Text to read ::
=-=-=-=-=
Comptroller of Connecticut
- In office January 5, 2011 – December 31, 2021
- Governor: Dan Malloy Ned Lamont
- Preceded by: Nancy Wyman
- Succeeded by: Natalie Braswell

Personal details
- Born: September 6, 1963 (age 62) Paterson, New Jersey, U.S.
- Party: Democratic
- Spouse: Charles Frey
- Children: 3
- Education: Charter Oak State College (BA) California State University (MPA)

= Kevin Lembo =

American politician (born 1963)

Kevin P. Lembo (born September 6, 1963) is a Democratic elected official who served as the Connecticut State Comptroller, the statewide elected official responsible for reporting on state finances, administering health care plans for public employees and retirees, and paying the state's bills. He took office on January 5, 2011 and resigned effective December 31, 2021. Lembo is the first openly gay individual to be elected to statewide office in Connecticut.
=-=-=-=-=
Records shown ::
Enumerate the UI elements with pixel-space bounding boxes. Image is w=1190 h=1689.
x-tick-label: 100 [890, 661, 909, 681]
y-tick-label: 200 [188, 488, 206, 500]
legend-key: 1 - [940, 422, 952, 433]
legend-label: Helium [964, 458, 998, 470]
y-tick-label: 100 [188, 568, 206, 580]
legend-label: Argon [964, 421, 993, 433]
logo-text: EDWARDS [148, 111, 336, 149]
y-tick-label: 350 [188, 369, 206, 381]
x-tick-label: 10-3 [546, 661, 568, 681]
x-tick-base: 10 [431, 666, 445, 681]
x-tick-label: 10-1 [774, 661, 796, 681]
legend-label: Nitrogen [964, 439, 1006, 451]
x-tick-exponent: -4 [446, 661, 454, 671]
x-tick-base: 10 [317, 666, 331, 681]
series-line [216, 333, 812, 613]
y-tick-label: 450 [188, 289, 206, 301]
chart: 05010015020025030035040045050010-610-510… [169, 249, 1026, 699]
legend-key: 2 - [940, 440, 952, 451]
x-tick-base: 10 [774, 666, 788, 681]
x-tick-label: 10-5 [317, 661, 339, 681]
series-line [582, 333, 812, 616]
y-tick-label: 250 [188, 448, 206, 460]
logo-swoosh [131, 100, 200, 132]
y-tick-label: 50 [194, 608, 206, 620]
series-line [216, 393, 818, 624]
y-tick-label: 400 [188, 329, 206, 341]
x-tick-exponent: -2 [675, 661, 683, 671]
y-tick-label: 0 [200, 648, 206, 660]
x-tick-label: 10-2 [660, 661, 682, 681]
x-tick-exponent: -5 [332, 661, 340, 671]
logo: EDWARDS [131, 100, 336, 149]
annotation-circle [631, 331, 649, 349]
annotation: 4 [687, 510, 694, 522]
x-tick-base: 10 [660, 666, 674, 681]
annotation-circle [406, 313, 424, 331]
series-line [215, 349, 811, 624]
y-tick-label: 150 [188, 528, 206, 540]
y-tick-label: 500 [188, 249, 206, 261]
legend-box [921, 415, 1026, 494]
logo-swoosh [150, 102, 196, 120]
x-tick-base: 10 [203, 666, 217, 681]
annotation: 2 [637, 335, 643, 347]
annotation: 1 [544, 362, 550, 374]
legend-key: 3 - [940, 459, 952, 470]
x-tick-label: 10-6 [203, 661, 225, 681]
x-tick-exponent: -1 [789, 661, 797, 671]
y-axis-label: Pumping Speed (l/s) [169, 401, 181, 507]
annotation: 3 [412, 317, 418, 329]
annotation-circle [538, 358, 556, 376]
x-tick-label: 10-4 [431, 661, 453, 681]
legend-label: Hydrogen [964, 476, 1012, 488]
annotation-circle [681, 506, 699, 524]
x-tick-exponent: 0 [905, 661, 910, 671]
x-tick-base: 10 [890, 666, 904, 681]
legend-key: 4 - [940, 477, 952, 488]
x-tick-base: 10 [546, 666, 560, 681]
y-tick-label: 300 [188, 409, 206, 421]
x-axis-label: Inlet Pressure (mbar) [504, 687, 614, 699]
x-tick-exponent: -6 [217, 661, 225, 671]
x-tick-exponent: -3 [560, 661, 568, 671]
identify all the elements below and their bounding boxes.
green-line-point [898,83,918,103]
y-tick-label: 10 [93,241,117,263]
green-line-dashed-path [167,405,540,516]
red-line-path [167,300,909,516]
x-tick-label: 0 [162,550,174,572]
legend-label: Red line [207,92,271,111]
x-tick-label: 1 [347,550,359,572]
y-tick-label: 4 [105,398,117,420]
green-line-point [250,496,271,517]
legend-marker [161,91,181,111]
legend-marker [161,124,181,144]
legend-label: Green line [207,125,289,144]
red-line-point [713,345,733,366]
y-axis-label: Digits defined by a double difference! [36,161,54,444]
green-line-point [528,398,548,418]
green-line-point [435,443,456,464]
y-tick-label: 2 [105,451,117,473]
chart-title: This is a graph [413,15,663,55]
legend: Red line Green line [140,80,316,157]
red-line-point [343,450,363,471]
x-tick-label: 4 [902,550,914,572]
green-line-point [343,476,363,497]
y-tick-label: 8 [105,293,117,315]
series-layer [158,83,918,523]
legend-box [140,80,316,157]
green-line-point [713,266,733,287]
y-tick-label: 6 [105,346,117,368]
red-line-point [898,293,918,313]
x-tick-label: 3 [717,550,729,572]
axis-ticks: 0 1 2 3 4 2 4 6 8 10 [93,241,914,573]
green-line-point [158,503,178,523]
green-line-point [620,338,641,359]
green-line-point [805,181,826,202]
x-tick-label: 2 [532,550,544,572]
=-=-=-=-=
Challenges ::
[a] According to the Kevin Lembo article, who held the Connecticut comptroller's office immediately before him?
[b] Print the Kevin Lembo article from "- Party: Democratic" up to and including "politician (born 1963)".
The records have nothing to do with the Kevin Lembo article.

Solved tasks ::
[a] Nancy Wyman

[b]
- Party: Democratic
- Spouse: Charles Frey
- Children: 3
- Education: Charter Oak State College (BA) California State University (MPA)

= Kevin Lembo =

American politician (born 1963)